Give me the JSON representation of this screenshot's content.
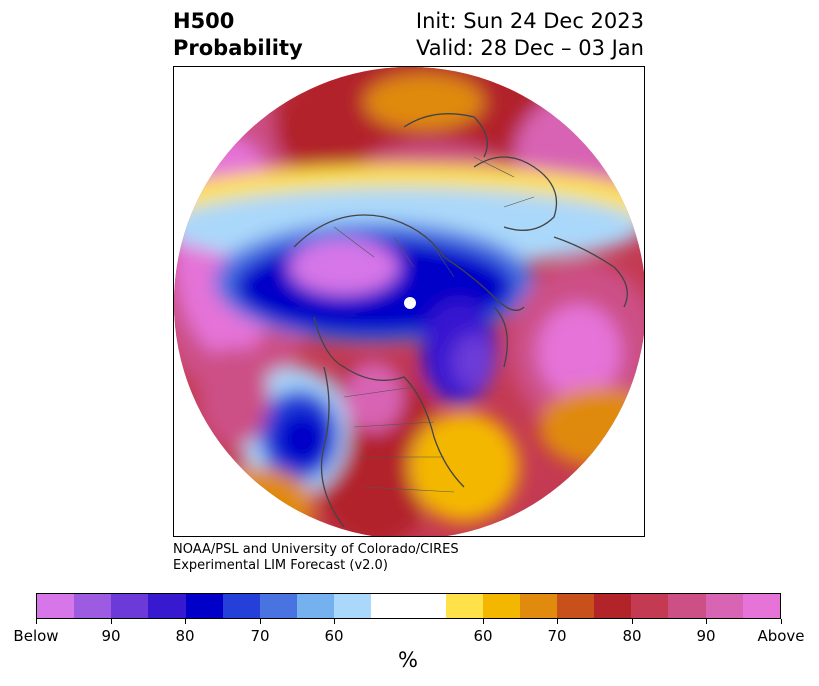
{
  "header": {
    "title_line1": "H500",
    "title_line2": "Probability",
    "init": "Init: Sun 24 Dec 2023",
    "valid": "Valid: 28 Dec – 03 Jan"
  },
  "credit": {
    "line1": "NOAA/PSL and University of Colorado/CIRES",
    "line2": "Experimental LIM Forecast (v2.0)"
  },
  "colorbar": {
    "unit": "%",
    "colors": [
      "#d676e8",
      "#9c5be0",
      "#6c3ad8",
      "#3719d0",
      "#0000c8",
      "#2440d8",
      "#4a73e2",
      "#75b1ee",
      "#aad8fa",
      "#ffffff",
      "#ffe24a",
      "#f4b700",
      "#e08a0e",
      "#c8501a",
      "#b2232a",
      "#c43a52",
      "#cc4f86",
      "#d864b4",
      "#e573d8"
    ],
    "labels": [
      "Below",
      "90",
      "80",
      "70",
      "60",
      "60",
      "70",
      "80",
      "90",
      "Above"
    ]
  },
  "map": {
    "type": "polar stereographic probability map",
    "palette": {
      "magenta": "#e573d8",
      "rose": "#cc4f86",
      "crimson": "#b2232a",
      "orange": "#e08a0e",
      "yellow": "#f4b700",
      "lightyellow": "#ffe24a",
      "lightblue": "#aad8fa",
      "blue": "#4a73e2",
      "royal": "#2440d8",
      "navy": "#0000c8",
      "indigo": "#3719d0",
      "violet": "#6c3ad8",
      "lilac": "#d676e8"
    }
  }
}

---

### INSTRUCTIONS FOR THE TASK
Transcribe the whole listing exactly. Pictures stay out of your copy.

### COMPLETED TASK
Give me the JSON representation of this screenshot's content.
{
  "header": {
    "title_line1": "H500",
    "title_line2": "Probability",
    "init": "Init: Sun 24 Dec 2023",
    "valid": "Valid: 28 Dec – 03 Jan"
  },
  "credit": {
    "line1": "NOAA/PSL and University of Colorado/CIRES",
    "line2": "Experimental LIM Forecast (v2.0)"
  },
  "colorbar": {
    "unit": "%",
    "colors": [
      "#d676e8",
      "#9c5be0",
      "#6c3ad8",
      "#3719d0",
      "#0000c8",
      "#2440d8",
      "#4a73e2",
      "#75b1ee",
      "#aad8fa",
      "#ffffff",
      "#ffe24a",
      "#f4b700",
      "#e08a0e",
      "#c8501a",
      "#b2232a",
      "#c43a52",
      "#cc4f86",
      "#d864b4",
      "#e573d8"
    ],
    "labels": [
      "Below",
      "90",
      "80",
      "70",
      "60",
      "60",
      "70",
      "80",
      "90",
      "Above"
    ]
  },
  "map": {
    "type": "polar stereographic probability map",
    "palette": {
      "magenta": "#e573d8",
      "rose": "#cc4f86",
      "crimson": "#b2232a",
      "orange": "#e08a0e",
      "yellow": "#f4b700",
      "lightyellow": "#ffe24a",
      "lightblue": "#aad8fa",
      "blue": "#4a73e2",
      "royal": "#2440d8",
      "navy": "#0000c8",
      "indigo": "#3719d0",
      "violet": "#6c3ad8",
      "lilac": "#d676e8"
    }
  }
}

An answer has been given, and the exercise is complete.